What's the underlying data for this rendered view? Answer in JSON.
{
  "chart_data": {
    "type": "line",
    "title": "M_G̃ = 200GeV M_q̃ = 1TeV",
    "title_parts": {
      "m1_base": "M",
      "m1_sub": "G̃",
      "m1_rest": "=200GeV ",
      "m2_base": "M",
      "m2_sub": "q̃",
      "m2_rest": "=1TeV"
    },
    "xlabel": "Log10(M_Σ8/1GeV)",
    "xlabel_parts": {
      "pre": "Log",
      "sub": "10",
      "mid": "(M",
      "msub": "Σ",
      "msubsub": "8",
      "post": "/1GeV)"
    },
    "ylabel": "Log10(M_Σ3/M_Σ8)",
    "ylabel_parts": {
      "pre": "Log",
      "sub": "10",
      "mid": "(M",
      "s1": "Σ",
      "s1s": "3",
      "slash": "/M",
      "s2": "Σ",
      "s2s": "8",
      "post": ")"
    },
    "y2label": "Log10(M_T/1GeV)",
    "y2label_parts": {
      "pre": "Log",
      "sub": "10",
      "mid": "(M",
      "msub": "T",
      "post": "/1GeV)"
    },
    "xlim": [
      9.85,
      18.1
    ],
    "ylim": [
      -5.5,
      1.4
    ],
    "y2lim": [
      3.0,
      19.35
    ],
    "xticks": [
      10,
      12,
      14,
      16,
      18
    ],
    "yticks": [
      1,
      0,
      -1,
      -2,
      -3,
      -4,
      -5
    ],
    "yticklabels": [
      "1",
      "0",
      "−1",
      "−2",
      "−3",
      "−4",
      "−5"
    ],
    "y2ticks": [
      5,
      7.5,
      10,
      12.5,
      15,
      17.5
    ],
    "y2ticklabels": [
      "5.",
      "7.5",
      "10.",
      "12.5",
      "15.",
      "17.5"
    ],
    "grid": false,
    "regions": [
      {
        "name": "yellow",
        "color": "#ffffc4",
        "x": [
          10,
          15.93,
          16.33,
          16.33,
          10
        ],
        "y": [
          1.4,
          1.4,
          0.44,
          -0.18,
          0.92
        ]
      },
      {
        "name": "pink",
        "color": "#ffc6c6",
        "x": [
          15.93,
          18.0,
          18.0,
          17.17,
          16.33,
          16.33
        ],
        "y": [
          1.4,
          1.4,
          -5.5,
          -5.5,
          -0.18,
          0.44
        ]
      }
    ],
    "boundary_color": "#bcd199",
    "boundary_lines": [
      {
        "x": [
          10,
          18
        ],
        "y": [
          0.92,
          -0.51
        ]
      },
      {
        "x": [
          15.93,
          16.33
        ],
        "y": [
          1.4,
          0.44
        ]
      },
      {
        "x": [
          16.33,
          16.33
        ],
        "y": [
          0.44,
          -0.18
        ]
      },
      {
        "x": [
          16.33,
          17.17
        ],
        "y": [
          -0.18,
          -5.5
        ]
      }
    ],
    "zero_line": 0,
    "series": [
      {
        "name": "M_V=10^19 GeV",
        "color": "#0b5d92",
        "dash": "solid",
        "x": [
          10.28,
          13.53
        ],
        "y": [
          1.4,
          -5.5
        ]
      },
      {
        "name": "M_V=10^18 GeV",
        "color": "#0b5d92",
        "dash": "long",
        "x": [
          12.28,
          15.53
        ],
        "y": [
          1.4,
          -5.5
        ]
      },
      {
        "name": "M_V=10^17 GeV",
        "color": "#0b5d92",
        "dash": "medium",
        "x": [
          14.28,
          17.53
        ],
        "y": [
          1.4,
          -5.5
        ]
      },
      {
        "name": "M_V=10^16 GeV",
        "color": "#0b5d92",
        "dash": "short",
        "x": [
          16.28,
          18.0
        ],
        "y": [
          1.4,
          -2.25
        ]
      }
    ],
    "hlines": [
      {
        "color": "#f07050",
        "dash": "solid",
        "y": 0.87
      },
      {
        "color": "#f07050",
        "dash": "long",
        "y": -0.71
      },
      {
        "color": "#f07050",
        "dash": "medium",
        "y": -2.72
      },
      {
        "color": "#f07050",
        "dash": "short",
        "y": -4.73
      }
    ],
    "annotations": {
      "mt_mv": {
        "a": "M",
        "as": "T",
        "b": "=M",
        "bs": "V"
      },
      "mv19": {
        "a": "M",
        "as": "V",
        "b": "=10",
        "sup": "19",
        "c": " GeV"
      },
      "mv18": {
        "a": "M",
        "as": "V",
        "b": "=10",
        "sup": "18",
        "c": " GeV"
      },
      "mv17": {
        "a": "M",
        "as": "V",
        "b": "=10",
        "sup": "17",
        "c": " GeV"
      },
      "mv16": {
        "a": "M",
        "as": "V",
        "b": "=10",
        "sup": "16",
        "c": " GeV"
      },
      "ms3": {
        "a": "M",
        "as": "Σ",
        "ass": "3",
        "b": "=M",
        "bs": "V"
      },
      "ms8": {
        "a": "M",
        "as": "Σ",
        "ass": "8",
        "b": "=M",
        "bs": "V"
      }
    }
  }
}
-=-=-
= EXERCISE AIM =
Return all of the data word for word.

= SOLUTION TO THIS PROBLEM =
What's the underlying data for this rendered view? Answer in JSON.
{
  "chart_data": {
    "type": "line",
    "title": "M_G̃ = 200GeV M_q̃ = 1TeV",
    "title_parts": {
      "m1_base": "M",
      "m1_sub": "G̃",
      "m1_rest": "=200GeV ",
      "m2_base": "M",
      "m2_sub": "q̃",
      "m2_rest": "=1TeV"
    },
    "xlabel": "Log10(M_Σ8/1GeV)",
    "xlabel_parts": {
      "pre": "Log",
      "sub": "10",
      "mid": "(M",
      "msub": "Σ",
      "msubsub": "8",
      "post": "/1GeV)"
    },
    "ylabel": "Log10(M_Σ3/M_Σ8)",
    "ylabel_parts": {
      "pre": "Log",
      "sub": "10",
      "mid": "(M",
      "s1": "Σ",
      "s1s": "3",
      "slash": "/M",
      "s2": "Σ",
      "s2s": "8",
      "post": ")"
    },
    "y2label": "Log10(M_T/1GeV)",
    "y2label_parts": {
      "pre": "Log",
      "sub": "10",
      "mid": "(M",
      "msub": "T",
      "post": "/1GeV)"
    },
    "xlim": [
      9.85,
      18.1
    ],
    "ylim": [
      -5.5,
      1.4
    ],
    "y2lim": [
      3.0,
      19.35
    ],
    "xticks": [
      10,
      12,
      14,
      16,
      18
    ],
    "yticks": [
      1,
      0,
      -1,
      -2,
      -3,
      -4,
      -5
    ],
    "yticklabels": [
      "1",
      "0",
      "−1",
      "−2",
      "−3",
      "−4",
      "−5"
    ],
    "y2ticks": [
      5,
      7.5,
      10,
      12.5,
      15,
      17.5
    ],
    "y2ticklabels": [
      "5.",
      "7.5",
      "10.",
      "12.5",
      "15.",
      "17.5"
    ],
    "grid": false,
    "regions": [
      {
        "name": "yellow",
        "color": "#ffffc4",
        "x": [
          10,
          15.93,
          16.33,
          16.33,
          10
        ],
        "y": [
          1.4,
          1.4,
          0.44,
          -0.18,
          0.92
        ]
      },
      {
        "name": "pink",
        "color": "#ffc6c6",
        "x": [
          15.93,
          18.0,
          18.0,
          17.17,
          16.33,
          16.33
        ],
        "y": [
          1.4,
          1.4,
          -5.5,
          -5.5,
          -0.18,
          0.44
        ]
      }
    ],
    "boundary_color": "#bcd199",
    "boundary_lines": [
      {
        "x": [
          10,
          18
        ],
        "y": [
          0.92,
          -0.51
        ]
      },
      {
        "x": [
          15.93,
          16.33
        ],
        "y": [
          1.4,
          0.44
        ]
      },
      {
        "x": [
          16.33,
          16.33
        ],
        "y": [
          0.44,
          -0.18
        ]
      },
      {
        "x": [
          16.33,
          17.17
        ],
        "y": [
          -0.18,
          -5.5
        ]
      }
    ],
    "zero_line": 0,
    "series": [
      {
        "name": "M_V=10^19 GeV",
        "color": "#0b5d92",
        "dash": "solid",
        "x": [
          10.28,
          13.53
        ],
        "y": [
          1.4,
          -5.5
        ]
      },
      {
        "name": "M_V=10^18 GeV",
        "color": "#0b5d92",
        "dash": "long",
        "x": [
          12.28,
          15.53
        ],
        "y": [
          1.4,
          -5.5
        ]
      },
      {
        "name": "M_V=10^17 GeV",
        "color": "#0b5d92",
        "dash": "medium",
        "x": [
          14.28,
          17.53
        ],
        "y": [
          1.4,
          -5.5
        ]
      },
      {
        "name": "M_V=10^16 GeV",
        "color": "#0b5d92",
        "dash": "short",
        "x": [
          16.28,
          18.0
        ],
        "y": [
          1.4,
          -2.25
        ]
      }
    ],
    "hlines": [
      {
        "color": "#f07050",
        "dash": "solid",
        "y": 0.87
      },
      {
        "color": "#f07050",
        "dash": "long",
        "y": -0.71
      },
      {
        "color": "#f07050",
        "dash": "medium",
        "y": -2.72
      },
      {
        "color": "#f07050",
        "dash": "short",
        "y": -4.73
      }
    ],
    "annotations": {
      "mt_mv": {
        "a": "M",
        "as": "T",
        "b": "=M",
        "bs": "V"
      },
      "mv19": {
        "a": "M",
        "as": "V",
        "b": "=10",
        "sup": "19",
        "c": " GeV"
      },
      "mv18": {
        "a": "M",
        "as": "V",
        "b": "=10",
        "sup": "18",
        "c": " GeV"
      },
      "mv17": {
        "a": "M",
        "as": "V",
        "b": "=10",
        "sup": "17",
        "c": " GeV"
      },
      "mv16": {
        "a": "M",
        "as": "V",
        "b": "=10",
        "sup": "16",
        "c": " GeV"
      },
      "ms3": {
        "a": "M",
        "as": "Σ",
        "ass": "3",
        "b": "=M",
        "bs": "V"
      },
      "ms8": {
        "a": "M",
        "as": "Σ",
        "ass": "8",
        "b": "=M",
        "bs": "V"
      }
    }
  }
}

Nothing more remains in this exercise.